WHAT YOU HAVE TO DO
Do not carry the pictures over; copy every other part of the entries exactly.
═══ ENTRIES SHOWN
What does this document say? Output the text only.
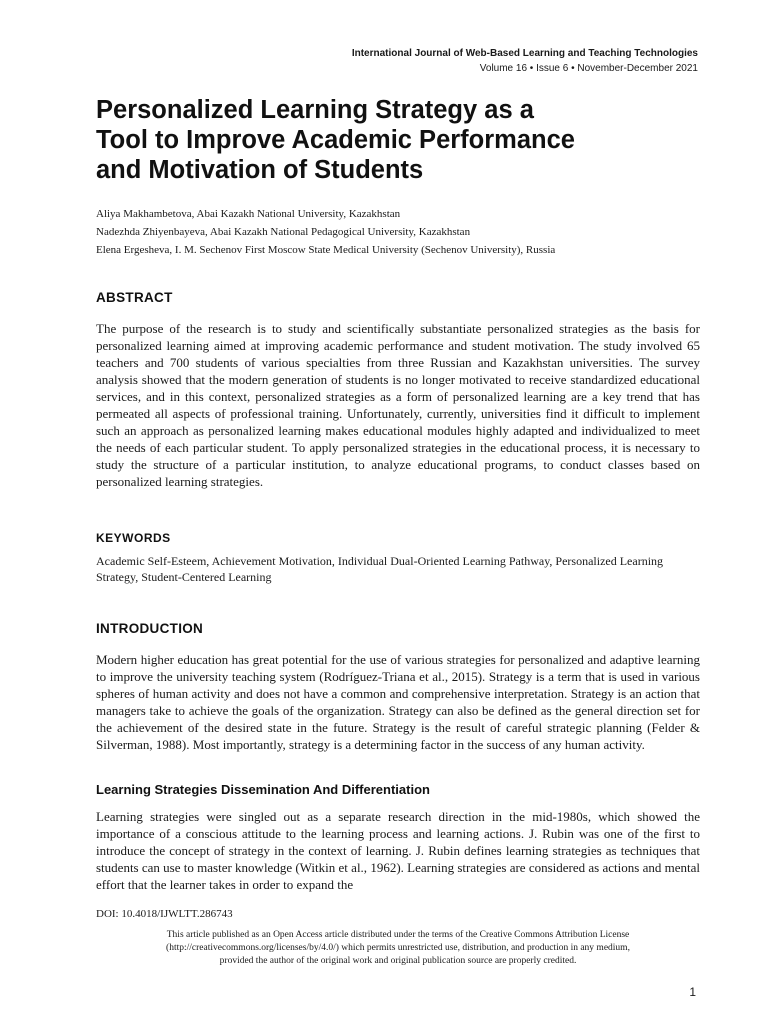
International Journal of Web-Based Learning and Teaching Technologies
Volume 16 • Issue 6 • November-December 2021
Personalized Learning Strategy as a
Tool to Improve Academic Performance
and Motivation of Students
Aliya Makhambetova, Abai Kazakh National University, Kazakhstan
Nadezhda Zhiyenbayeva, Abai Kazakh National Pedagogical University, Kazakhstan
Elena Ergesheva, I. M. Sechenov First Moscow State Medical University (Sechenov University), Russia
ABSTRACT

The purpose of the research is to study and scientifically substantiate personalized strategies as the basis for personalized learning aimed at improving academic performance and student motivation. The study involved 65 teachers and 700 students of various specialties from three Russian and Kazakhstan universities. The survey analysis showed that the modern generation of students is no longer motivated to receive standardized educational services, and in this context, personalized strategies as a form of personalized learning are a key trend that has permeated all aspects of professional training. Unfortunately, currently, universities find it difficult to implement such an approach as personalized learning makes educational modules highly adapted and individualized to meet the needs of each particular student. To apply personalized strategies in the educational process, it is necessary to study the structure of a particular institution, to analyze educational programs, to conduct classes based on personalized learning strategies.

KEYWORDS

Academic Self-Esteem, Achievement Motivation, Individual Dual-Oriented Learning Pathway, Personalized Learning Strategy, Student-Centered Learning

INTRODUCTION

Modern higher education has great potential for the use of various strategies for personalized and adaptive learning to improve the university teaching system (Rodríguez-Triana et al., 2015). Strategy is a term that is used in various spheres of human activity and does not have a common and comprehensive interpretation. Strategy is an action that managers take to achieve the goals of the organization. Strategy can also be defined as the general direction set for the achievement of the desired state in the future. Strategy is the result of careful strategic planning (Felder & Silverman, 1988). Most importantly, strategy is a determining factor in the success of any human activity.

Learning Strategies Dissemination And Differentiation

Learning strategies were singled out as a separate research direction in the mid-1980s, which showed the importance of a conscious attitude to the learning process and learning actions. J. Rubin was one of the first to introduce the concept of strategy in the context of learning. J. Rubin defines learning strategies as techniques that students can use to master knowledge (Witkin et al., 1962). Learning strategies are considered as actions and mental effort that the learner takes in order to expand the

DOI: 10.4018/IJWLTT.286743
This article published as an Open Access article distributed under the terms of the Creative Commons Attribution License
(http://creativecommons.org/licenses/by/4.0/) which permits unrestricted use, distribution, and production in any medium,
provided the author of the original work and original publication source are properly credited.
1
══════
REPLY
What does this document say? Output the text only.
International Journal of Web-Based Learning and Teaching Technologies
Volume 16 • Issue 6 • November-December 2021
Personalized Learning Strategy as a
Tool to Improve Academic Performance
and Motivation of Students
Aliya Makhambetova, Abai Kazakh National University, Kazakhstan
Nadezhda Zhiyenbayeva, Abai Kazakh National Pedagogical University, Kazakhstan
Elena Ergesheva, I. M. Sechenov First Moscow State Medical University (Sechenov University), Russia
ABSTRACT

The purpose of the research is to study and scientifically substantiate personalized strategies as the basis for personalized learning aimed at improving academic performance and student motivation. The study involved 65 teachers and 700 students of various specialties from three Russian and Kazakhstan universities. The survey analysis showed that the modern generation of students is no longer motivated to receive standardized educational services, and in this context, personalized strategies as a form of personalized learning are a key trend that has permeated all aspects of professional training. Unfortunately, currently, universities find it difficult to implement such an approach as personalized learning makes educational modules highly adapted and individualized to meet the needs of each particular student. To apply personalized strategies in the educational process, it is necessary to study the structure of a particular institution, to analyze educational programs, to conduct classes based on personalized learning strategies.

KEYWORDS

Academic Self-Esteem, Achievement Motivation, Individual Dual-Oriented Learning Pathway, Personalized Learning Strategy, Student-Centered Learning

INTRODUCTION

Modern higher education has great potential for the use of various strategies for personalized and adaptive learning to improve the university teaching system (Rodríguez-Triana et al., 2015). Strategy is a term that is used in various spheres of human activity and does not have a common and comprehensive interpretation. Strategy is an action that managers take to achieve the goals of the organization. Strategy can also be defined as the general direction set for the achievement of the desired state in the future. Strategy is the result of careful strategic planning (Felder & Silverman, 1988). Most importantly, strategy is a determining factor in the success of any human activity.

Learning Strategies Dissemination And Differentiation

Learning strategies were singled out as a separate research direction in the mid-1980s, which showed the importance of a conscious attitude to the learning process and learning actions. J. Rubin was one of the first to introduce the concept of strategy in the context of learning. J. Rubin defines learning strategies as techniques that students can use to master knowledge (Witkin et al., 1962). Learning strategies are considered as actions and mental effort that the learner takes in order to expand the

DOI: 10.4018/IJWLTT.286743
This article published as an Open Access article distributed under the terms of the Creative Commons Attribution License
(http://creativecommons.org/licenses/by/4.0/) which permits unrestricted use, distribution, and production in any medium,
provided the author of the original work and original publication source are properly credited.
1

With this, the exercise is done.